## REQUIRED WORK
Repeat the material exactly, leaving nothing out.

········

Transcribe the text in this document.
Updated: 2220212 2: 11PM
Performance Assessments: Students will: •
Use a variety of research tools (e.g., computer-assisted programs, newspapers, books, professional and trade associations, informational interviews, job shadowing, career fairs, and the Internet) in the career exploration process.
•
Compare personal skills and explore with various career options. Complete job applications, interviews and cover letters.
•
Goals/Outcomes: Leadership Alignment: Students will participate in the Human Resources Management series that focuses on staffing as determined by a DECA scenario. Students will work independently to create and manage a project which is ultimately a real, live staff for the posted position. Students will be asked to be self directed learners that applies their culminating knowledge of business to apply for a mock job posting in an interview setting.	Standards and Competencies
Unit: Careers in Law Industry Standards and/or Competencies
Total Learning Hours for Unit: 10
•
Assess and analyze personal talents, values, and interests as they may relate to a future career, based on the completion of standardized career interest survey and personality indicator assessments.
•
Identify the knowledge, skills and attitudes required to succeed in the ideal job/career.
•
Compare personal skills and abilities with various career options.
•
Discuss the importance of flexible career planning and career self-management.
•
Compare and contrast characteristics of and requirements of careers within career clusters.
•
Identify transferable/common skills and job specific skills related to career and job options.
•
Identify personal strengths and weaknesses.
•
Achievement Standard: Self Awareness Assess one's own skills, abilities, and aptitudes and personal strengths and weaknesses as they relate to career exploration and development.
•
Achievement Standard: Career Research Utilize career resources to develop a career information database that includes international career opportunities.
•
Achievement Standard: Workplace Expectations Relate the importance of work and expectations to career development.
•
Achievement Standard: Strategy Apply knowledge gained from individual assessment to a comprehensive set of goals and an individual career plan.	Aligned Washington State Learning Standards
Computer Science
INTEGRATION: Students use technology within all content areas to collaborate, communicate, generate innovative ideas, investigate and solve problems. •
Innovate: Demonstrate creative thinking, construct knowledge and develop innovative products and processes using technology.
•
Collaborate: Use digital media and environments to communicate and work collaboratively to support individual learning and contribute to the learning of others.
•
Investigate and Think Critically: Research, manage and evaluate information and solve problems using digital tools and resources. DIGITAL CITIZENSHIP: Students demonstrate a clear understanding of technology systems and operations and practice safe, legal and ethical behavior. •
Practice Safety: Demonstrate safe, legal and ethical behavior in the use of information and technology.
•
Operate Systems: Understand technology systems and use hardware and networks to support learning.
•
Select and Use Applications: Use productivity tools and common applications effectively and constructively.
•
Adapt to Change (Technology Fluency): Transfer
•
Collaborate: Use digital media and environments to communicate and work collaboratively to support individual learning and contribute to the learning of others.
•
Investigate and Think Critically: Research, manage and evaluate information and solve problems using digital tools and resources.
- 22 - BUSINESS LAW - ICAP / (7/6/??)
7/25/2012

········

## THE COMPLETED TASK
Transcribe the text in this document.
Updated: 2220212 2: 11PM
Performance Assessments: Students will: •
Use a variety of research tools (e.g., computer-assisted programs, newspapers, books, professional and trade associations, informational interviews, job shadowing, career fairs, and the Internet) in the career exploration process.
•
Compare personal skills and explore with various career options. Complete job applications, interviews and cover letters.
•
Goals/Outcomes: Leadership Alignment: Students will participate in the Human Resources Management series that focuses on staffing as determined by a DECA scenario. Students will work independently to create and manage a project which is ultimately a real, live staff for the posted position. Students will be asked to be self directed learners that applies their culminating knowledge of business to apply for a mock job posting in an interview setting.	Standards and Competencies
Unit: Careers in Law Industry Standards and/or Competencies
Total Learning Hours for Unit: 10
•
Assess and analyze personal talents, values, and interests as they may relate to a future career, based on the completion of standardized career interest survey and personality indicator assessments.
•
Identify the knowledge, skills and attitudes required to succeed in the ideal job/career.
•
Compare personal skills and abilities with various career options.
•
Discuss the importance of flexible career planning and career self-management.
•
Compare and contrast characteristics of and requirements of careers within career clusters.
•
Identify transferable/common skills and job specific skills related to career and job options.
•
Identify personal strengths and weaknesses.
•
Achievement Standard: Self Awareness Assess one's own skills, abilities, and aptitudes and personal strengths and weaknesses as they relate to career exploration and development.
•
Achievement Standard: Career Research Utilize career resources to develop a career information database that includes international career opportunities.
•
Achievement Standard: Workplace Expectations Relate the importance of work and expectations to career development.
•
Achievement Standard: Strategy Apply knowledge gained from individual assessment to a comprehensive set of goals and an individual career plan.	Aligned Washington State Learning Standards
Computer Science
INTEGRATION: Students use technology within all content areas to collaborate, communicate, generate innovative ideas, investigate and solve problems. •
Innovate: Demonstrate creative thinking, construct knowledge and develop innovative products and processes using technology.
•
Collaborate: Use digital media and environments to communicate and work collaboratively to support individual learning and contribute to the learning of others.
•
Investigate and Think Critically: Research, manage and evaluate information and solve problems using digital tools and resources. DIGITAL CITIZENSHIP: Students demonstrate a clear understanding of technology systems and operations and practice safe, legal and ethical behavior. •
Practice Safety: Demonstrate safe, legal and ethical behavior in the use of information and technology.
•
Operate Systems: Understand technology systems and use hardware and networks to support learning.
•
Select and Use Applications: Use productivity tools and common applications effectively and constructively.
•
Adapt to Change (Technology Fluency): Transfer
•
Collaborate: Use digital media and environments to communicate and work collaboratively to support individual learning and contribute to the learning of others.
•
Investigate and Think Critically: Research, manage and evaluate information and solve problems using digital tools and resources.
- 22 - BUSINESS LAW - ICAP / (7/6/??)
7/25/2012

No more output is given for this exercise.